• The exercise
Lines that hold the word "严格执行" should be located and copied.

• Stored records
-*-

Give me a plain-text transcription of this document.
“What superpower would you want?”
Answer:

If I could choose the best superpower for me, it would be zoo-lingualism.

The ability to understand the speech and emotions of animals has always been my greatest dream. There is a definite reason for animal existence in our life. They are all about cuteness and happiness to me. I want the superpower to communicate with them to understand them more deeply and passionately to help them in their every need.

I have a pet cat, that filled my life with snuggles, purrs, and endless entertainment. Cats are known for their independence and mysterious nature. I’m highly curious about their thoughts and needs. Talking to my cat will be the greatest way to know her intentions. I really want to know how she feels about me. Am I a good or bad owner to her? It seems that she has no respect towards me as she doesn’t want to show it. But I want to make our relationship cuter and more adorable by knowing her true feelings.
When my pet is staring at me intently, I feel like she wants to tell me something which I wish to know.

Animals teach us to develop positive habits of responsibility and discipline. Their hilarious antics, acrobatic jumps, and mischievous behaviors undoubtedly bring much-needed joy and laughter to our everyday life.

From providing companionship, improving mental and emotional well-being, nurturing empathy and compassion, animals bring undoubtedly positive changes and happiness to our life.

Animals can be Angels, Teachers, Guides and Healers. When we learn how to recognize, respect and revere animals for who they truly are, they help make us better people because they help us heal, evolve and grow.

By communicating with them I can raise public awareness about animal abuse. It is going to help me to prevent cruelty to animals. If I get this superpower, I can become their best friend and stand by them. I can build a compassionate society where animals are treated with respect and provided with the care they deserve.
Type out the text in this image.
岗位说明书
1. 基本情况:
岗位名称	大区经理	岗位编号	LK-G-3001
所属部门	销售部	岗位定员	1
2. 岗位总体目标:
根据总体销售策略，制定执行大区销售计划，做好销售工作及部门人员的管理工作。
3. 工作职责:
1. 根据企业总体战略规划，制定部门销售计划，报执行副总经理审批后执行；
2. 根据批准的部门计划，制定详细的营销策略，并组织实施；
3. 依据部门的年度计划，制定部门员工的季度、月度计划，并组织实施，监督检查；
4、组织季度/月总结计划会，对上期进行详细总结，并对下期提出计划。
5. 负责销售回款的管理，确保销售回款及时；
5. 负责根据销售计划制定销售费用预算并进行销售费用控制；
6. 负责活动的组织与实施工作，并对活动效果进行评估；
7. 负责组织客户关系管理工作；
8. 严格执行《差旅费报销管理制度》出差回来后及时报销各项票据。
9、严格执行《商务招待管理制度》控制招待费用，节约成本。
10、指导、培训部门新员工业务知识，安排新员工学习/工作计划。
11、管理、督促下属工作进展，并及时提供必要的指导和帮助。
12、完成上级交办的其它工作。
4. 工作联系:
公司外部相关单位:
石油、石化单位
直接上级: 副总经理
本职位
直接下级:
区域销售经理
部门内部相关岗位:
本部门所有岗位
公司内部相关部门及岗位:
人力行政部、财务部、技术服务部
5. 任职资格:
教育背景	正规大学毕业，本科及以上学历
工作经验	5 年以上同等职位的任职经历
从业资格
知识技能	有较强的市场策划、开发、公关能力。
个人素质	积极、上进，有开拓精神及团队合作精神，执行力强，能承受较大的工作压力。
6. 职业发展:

-*-

• Written response
8. 严格执行《差旅费报销管理制度》出差回来后及时报销各项票据。
9、严格执行《商务招待管理制度》控制招待费用，节约成本。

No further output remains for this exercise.